Dataset excerpt:
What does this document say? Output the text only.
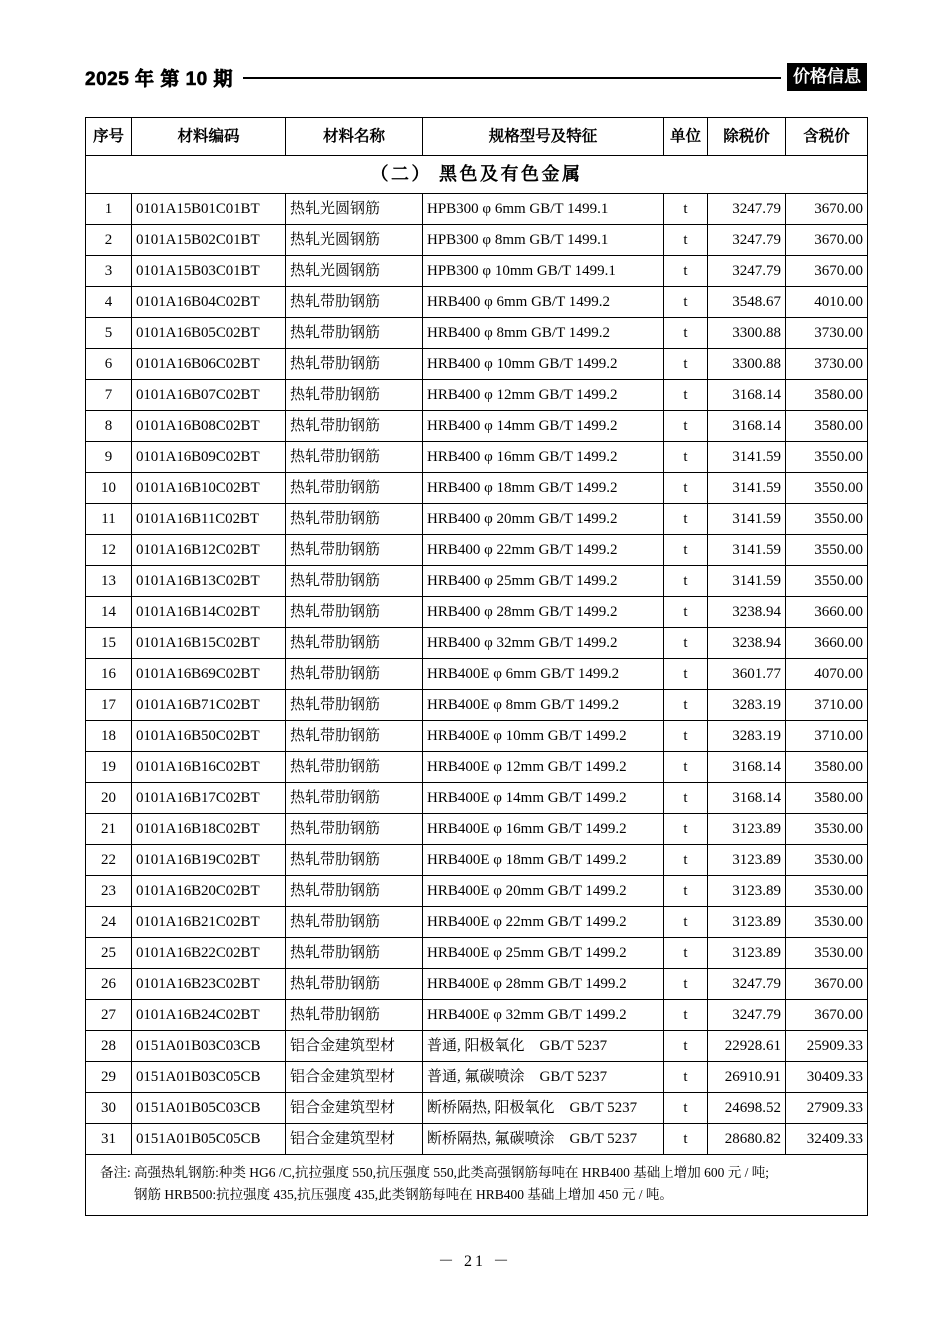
2025 年 第 10 期	价格信息
序号	材料编码	材料名称	规格型号及特征	单位	除税价	含税价
（二） 黑色及有色金属						
1	0101A15B01C01BT	热轧光圆钢筋	HPB300 φ 6mm GB/T 1499.1	t	3247.79	3670.00
2	0101A15B02C01BT	热轧光圆钢筋	HPB300 φ 8mm GB/T 1499.1	t	3247.79	3670.00
3	0101A15B03C01BT	热轧光圆钢筋	HPB300 φ 10mm GB/T 1499.1	t	3247.79	3670.00
4	0101A16B04C02BT	热轧带肋钢筋	HRB400 φ 6mm GB/T 1499.2	t	3548.67	4010.00
5	0101A16B05C02BT	热轧带肋钢筋	HRB400 φ 8mm GB/T 1499.2	t	3300.88	3730.00
6	0101A16B06C02BT	热轧带肋钢筋	HRB400 φ 10mm GB/T 1499.2	t	3300.88	3730.00
7	0101A16B07C02BT	热轧带肋钢筋	HRB400 φ 12mm GB/T 1499.2	t	3168.14	3580.00
8	0101A16B08C02BT	热轧带肋钢筋	HRB400 φ 14mm GB/T 1499.2	t	3168.14	3580.00
9	0101A16B09C02BT	热轧带肋钢筋	HRB400 φ 16mm GB/T 1499.2	t	3141.59	3550.00
10	0101A16B10C02BT	热轧带肋钢筋	HRB400 φ 18mm GB/T 1499.2	t	3141.59	3550.00
11	0101A16B11C02BT	热轧带肋钢筋	HRB400 φ 20mm GB/T 1499.2	t	3141.59	3550.00
12	0101A16B12C02BT	热轧带肋钢筋	HRB400 φ 22mm GB/T 1499.2	t	3141.59	3550.00
13	0101A16B13C02BT	热轧带肋钢筋	HRB400 φ 25mm GB/T 1499.2	t	3141.59	3550.00
14	0101A16B14C02BT	热轧带肋钢筋	HRB400 φ 28mm GB/T 1499.2	t	3238.94	3660.00
15	0101A16B15C02BT	热轧带肋钢筋	HRB400 φ 32mm GB/T 1499.2	t	3238.94	3660.00
16	0101A16B69C02BT	热轧带肋钢筋	HRB400E φ 6mm GB/T 1499.2	t	3601.77	4070.00
17	0101A16B71C02BT	热轧带肋钢筋	HRB400E φ 8mm GB/T 1499.2	t	3283.19	3710.00
18	0101A16B50C02BT	热轧带肋钢筋	HRB400E φ 10mm GB/T 1499.2	t	3283.19	3710.00
19	0101A16B16C02BT	热轧带肋钢筋	HRB400E φ 12mm GB/T 1499.2	t	3168.14	3580.00
20	0101A16B17C02BT	热轧带肋钢筋	HRB400E φ 14mm GB/T 1499.2	t	3168.14	3580.00
21	0101A16B18C02BT	热轧带肋钢筋	HRB400E φ 16mm GB/T 1499.2	t	3123.89	3530.00
22	0101A16B19C02BT	热轧带肋钢筋	HRB400E φ 18mm GB/T 1499.2	t	3123.89	3530.00
23	0101A16B20C02BT	热轧带肋钢筋	HRB400E φ 20mm GB/T 1499.2	t	3123.89	3530.00
24	0101A16B21C02BT	热轧带肋钢筋	HRB400E φ 22mm GB/T 1499.2	t	3123.89	3530.00
25	0101A16B22C02BT	热轧带肋钢筋	HRB400E φ 25mm GB/T 1499.2	t	3123.89	3530.00
26	0101A16B23C02BT	热轧带肋钢筋	HRB400E φ 28mm GB/T 1499.2	t	3247.79	3670.00
27	0101A16B24C02BT	热轧带肋钢筋	HRB400E φ 32mm GB/T 1499.2	t	3247.79	3670.00
28	0151A01B03C03CB	铝合金建筑型材	普通, 阳极氧化　GB/T 5237	t	22928.61	25909.33
29	0151A01B03C05CB	铝合金建筑型材	普通, 氟碳喷涂　GB/T 5237	t	26910.91	30409.33
30	0151A01B05C03CB	铝合金建筑型材	断桥隔热, 阳极氧化　GB/T 5237	t	24698.52	27909.33
31	0151A01B05C05CB	铝合金建筑型材	断桥隔热, 氟碳喷涂　GB/T 5237	t	28680.82	32409.33

备注: 高强热轧钢筋:种类 HG6 /C,抗拉强度 550,抗压强度 550,此类高强钢筋每吨在 HRB400 基础上增加 600 元 / 吨;
钢筋 HRB500:抗拉强度 435,抗压强度 435,此类钢筋每吨在 HRB400 基础上增加 450 元 / 吨。						
－ 21 －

* _Task brief_
Search the lines for the string "抗拉强度" and copy every line that has it.

* _Solution for this exercise_
备注: 高强热轧钢筋:种类 HG6 /C,抗拉强度 550,抗压强度 550,此类高强钢筋每吨在 HRB400 基础上增加 600 元 / 吨;
钢筋 HRB500:抗拉强度 435,抗压强度 435,此类钢筋每吨在 HRB400 基础上增加 450 元 / 吨。						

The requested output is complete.